# Work required
Return all lines where the word "локальные" can be found.

[Stored dataset items]
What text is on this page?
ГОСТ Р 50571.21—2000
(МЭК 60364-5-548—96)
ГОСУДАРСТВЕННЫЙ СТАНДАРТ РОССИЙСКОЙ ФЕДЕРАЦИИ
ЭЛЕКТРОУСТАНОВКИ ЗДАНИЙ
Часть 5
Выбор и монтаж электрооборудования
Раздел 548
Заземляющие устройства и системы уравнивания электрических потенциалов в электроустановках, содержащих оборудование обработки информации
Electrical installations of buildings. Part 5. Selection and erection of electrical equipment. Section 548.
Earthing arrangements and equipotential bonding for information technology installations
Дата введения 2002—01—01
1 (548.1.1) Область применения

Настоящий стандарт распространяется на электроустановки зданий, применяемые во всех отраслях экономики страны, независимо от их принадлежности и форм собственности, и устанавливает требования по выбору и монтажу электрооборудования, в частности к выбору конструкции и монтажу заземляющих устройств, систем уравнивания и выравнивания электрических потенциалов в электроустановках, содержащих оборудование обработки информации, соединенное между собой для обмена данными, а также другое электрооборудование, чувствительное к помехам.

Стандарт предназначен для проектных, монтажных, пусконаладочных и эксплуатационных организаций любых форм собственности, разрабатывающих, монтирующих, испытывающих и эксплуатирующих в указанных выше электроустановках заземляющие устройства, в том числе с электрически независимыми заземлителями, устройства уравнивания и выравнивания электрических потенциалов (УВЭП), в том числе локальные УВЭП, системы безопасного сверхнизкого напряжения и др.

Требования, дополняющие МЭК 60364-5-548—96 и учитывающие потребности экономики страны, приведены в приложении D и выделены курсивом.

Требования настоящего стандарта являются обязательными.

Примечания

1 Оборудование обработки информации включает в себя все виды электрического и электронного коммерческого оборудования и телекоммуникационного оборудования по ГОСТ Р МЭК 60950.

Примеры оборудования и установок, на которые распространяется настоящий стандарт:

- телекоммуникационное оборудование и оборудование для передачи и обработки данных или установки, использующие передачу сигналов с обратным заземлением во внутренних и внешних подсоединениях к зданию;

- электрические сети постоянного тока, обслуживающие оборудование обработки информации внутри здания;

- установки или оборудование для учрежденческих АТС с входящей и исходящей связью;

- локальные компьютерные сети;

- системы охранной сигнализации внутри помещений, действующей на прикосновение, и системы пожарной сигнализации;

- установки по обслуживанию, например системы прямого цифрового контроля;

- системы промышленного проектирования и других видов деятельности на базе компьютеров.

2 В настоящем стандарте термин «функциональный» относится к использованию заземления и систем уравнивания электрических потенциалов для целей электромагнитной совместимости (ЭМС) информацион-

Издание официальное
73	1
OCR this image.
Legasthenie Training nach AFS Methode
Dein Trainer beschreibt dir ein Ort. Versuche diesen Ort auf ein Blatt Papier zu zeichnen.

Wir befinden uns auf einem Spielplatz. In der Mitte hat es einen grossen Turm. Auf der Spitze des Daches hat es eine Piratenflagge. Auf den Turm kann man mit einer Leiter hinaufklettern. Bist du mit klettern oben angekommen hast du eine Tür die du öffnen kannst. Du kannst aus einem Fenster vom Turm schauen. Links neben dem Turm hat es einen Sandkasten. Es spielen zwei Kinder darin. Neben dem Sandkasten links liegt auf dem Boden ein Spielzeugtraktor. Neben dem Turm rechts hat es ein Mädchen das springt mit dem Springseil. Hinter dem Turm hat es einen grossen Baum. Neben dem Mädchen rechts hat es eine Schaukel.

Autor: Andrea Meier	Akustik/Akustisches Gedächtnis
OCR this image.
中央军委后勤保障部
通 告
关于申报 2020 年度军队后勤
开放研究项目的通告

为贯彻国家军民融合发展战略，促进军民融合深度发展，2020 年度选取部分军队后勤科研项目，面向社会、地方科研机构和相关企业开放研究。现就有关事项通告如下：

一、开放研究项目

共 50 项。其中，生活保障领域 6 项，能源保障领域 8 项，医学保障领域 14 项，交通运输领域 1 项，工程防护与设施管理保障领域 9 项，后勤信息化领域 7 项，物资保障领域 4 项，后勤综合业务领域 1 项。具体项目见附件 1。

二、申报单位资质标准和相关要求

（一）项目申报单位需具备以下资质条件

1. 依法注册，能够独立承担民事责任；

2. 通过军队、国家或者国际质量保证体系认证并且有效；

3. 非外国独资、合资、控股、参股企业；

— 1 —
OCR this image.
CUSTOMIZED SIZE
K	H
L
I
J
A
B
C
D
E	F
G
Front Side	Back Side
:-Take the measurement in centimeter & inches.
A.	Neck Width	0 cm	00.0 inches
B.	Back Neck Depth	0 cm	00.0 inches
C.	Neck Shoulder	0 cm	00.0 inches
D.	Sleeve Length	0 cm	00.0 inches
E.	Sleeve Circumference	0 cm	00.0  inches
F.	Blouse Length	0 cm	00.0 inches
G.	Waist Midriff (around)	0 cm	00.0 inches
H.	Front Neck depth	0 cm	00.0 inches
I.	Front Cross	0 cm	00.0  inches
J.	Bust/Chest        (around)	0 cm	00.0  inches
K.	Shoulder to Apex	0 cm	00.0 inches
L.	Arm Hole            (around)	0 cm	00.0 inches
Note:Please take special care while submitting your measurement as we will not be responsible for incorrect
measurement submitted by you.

# Output of the exercise
Стандарт предназначен для проектных, монтажных, пусконаладочных и эксплуатационных организаций любых форм собственности, разрабатывающих, монтирующих, испытывающих и эксплуатирующих в указанных выше электроустановках заземляющие устройства, в том числе с электрически независимыми заземлителями, устройства уравнивания и выравнивания электрических потенциалов (УВЭП), в том числе локальные УВЭП, системы безопасного сверхнизкого напряжения и др.
- локальные компьютерные сети;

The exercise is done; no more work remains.